[Start of INPUT FOR THIS TASK]

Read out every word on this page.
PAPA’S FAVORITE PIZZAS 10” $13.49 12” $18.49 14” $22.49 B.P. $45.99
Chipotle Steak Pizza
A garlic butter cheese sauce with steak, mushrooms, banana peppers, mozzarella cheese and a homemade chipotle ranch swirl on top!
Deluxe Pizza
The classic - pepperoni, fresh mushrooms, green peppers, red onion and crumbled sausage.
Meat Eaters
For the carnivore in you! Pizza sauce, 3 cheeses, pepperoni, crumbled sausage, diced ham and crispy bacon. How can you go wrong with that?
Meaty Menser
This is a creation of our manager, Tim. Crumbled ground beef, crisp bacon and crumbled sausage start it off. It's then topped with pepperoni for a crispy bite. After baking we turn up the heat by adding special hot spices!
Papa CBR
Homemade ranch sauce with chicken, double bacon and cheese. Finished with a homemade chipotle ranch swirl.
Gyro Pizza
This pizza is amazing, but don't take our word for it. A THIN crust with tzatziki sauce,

[End of INPUT FOR THIS TASK]
[Start of INPUT FOR THIS TASK]

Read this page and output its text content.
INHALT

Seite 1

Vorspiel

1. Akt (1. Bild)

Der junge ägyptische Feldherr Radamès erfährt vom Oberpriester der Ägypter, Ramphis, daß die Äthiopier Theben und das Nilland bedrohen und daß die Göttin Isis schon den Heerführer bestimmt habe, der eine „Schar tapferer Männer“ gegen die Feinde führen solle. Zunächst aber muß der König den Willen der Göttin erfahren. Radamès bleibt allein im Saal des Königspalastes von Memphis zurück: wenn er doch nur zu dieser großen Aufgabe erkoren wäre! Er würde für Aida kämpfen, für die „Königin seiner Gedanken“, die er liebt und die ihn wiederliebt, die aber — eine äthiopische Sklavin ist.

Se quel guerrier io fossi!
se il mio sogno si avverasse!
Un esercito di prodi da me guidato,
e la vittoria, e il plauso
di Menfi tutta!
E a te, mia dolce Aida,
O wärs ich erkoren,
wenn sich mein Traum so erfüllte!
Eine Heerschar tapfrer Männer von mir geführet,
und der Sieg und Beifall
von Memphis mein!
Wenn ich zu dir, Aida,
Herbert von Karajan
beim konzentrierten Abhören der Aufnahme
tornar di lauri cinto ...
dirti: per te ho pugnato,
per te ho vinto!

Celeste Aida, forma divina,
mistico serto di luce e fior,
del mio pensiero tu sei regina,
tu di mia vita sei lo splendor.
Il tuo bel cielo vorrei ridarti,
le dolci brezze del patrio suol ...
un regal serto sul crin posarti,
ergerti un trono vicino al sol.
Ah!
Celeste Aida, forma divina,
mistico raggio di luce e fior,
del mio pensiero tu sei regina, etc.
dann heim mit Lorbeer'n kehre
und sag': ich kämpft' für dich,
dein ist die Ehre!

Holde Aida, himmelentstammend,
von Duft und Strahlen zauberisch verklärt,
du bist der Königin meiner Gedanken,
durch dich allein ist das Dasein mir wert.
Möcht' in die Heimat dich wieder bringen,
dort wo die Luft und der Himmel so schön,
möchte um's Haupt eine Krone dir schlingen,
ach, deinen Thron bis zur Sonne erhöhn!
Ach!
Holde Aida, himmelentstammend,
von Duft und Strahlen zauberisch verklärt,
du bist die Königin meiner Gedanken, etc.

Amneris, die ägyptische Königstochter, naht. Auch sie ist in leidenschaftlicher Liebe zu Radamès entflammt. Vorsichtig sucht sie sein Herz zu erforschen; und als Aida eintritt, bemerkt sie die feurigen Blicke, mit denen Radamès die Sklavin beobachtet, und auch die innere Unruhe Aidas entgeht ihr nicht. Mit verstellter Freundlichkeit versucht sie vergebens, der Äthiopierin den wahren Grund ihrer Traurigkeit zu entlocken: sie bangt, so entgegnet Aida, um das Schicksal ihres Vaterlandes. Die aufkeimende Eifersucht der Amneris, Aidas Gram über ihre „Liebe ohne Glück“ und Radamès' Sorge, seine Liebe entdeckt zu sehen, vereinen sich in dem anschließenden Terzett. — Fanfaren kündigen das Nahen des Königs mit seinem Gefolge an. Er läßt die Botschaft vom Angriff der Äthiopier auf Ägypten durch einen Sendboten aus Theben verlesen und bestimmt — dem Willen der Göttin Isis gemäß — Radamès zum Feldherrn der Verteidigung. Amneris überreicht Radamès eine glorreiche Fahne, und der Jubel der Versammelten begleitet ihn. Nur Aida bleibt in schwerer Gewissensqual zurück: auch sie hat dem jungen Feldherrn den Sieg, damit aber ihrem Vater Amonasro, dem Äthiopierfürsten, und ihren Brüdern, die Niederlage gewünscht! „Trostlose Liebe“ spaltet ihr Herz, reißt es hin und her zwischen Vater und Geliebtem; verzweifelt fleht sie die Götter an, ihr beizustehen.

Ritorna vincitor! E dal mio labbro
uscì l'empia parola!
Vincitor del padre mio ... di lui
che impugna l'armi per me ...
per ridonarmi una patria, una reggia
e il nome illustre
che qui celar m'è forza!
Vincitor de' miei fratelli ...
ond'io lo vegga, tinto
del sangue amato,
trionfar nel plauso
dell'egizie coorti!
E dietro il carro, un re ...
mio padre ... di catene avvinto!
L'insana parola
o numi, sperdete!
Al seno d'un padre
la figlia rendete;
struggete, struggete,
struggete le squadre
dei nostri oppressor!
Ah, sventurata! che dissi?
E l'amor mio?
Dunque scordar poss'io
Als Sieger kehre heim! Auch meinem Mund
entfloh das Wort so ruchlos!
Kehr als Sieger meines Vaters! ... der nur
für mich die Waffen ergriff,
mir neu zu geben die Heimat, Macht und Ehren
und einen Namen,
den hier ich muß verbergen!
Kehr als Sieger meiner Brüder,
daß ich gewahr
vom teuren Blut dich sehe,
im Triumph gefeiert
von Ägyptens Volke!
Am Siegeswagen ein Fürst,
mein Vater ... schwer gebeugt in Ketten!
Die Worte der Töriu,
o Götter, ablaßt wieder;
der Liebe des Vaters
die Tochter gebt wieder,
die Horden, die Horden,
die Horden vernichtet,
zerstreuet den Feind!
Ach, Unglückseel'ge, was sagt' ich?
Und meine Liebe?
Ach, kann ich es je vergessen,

[End of INPUT FOR THIS TASK]
[Start of INPUT FOR THIS TASK]

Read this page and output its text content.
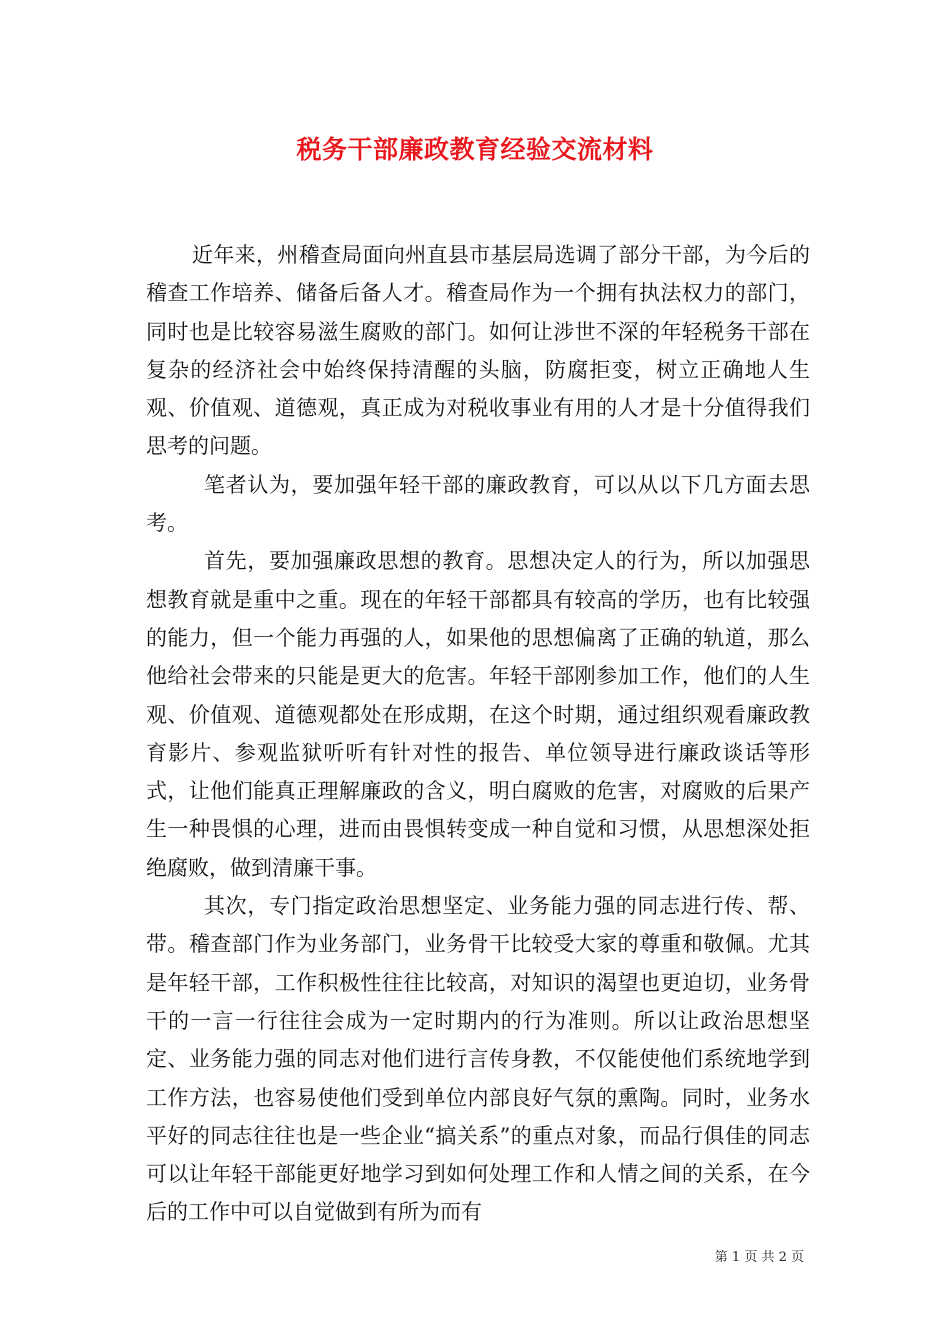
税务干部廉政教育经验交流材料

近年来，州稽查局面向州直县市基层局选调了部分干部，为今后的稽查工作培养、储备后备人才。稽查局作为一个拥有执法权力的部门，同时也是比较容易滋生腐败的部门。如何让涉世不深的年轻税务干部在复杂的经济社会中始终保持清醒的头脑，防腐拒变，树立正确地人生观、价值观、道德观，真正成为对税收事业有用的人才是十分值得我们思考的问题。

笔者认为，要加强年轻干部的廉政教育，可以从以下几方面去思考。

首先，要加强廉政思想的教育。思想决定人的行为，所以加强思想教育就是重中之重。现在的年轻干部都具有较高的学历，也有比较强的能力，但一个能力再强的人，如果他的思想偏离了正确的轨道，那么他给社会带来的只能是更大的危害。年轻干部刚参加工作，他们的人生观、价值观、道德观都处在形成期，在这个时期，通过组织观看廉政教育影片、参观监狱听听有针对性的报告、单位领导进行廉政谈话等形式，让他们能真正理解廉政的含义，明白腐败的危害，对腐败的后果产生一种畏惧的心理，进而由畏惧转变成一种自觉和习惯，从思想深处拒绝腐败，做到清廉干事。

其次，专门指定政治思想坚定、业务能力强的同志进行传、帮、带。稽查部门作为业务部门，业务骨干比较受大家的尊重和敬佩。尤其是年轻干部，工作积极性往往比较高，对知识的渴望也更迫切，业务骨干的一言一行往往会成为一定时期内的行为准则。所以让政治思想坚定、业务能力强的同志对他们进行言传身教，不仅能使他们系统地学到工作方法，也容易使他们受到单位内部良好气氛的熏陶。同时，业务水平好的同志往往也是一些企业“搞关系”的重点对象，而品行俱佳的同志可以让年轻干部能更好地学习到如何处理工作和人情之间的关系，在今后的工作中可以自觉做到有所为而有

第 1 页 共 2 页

[End of INPUT FOR THIS TASK]

Pick out the lines containing the word "homemade" and show them.

A garlic butter cheese sauce with steak, mushrooms, banana peppers, mozzarella cheese and a homemade chipotle ranch swirl on top!
Homemade ranch sauce with chicken, double bacon and cheese. Finished with a homemade chipotle ranch swirl.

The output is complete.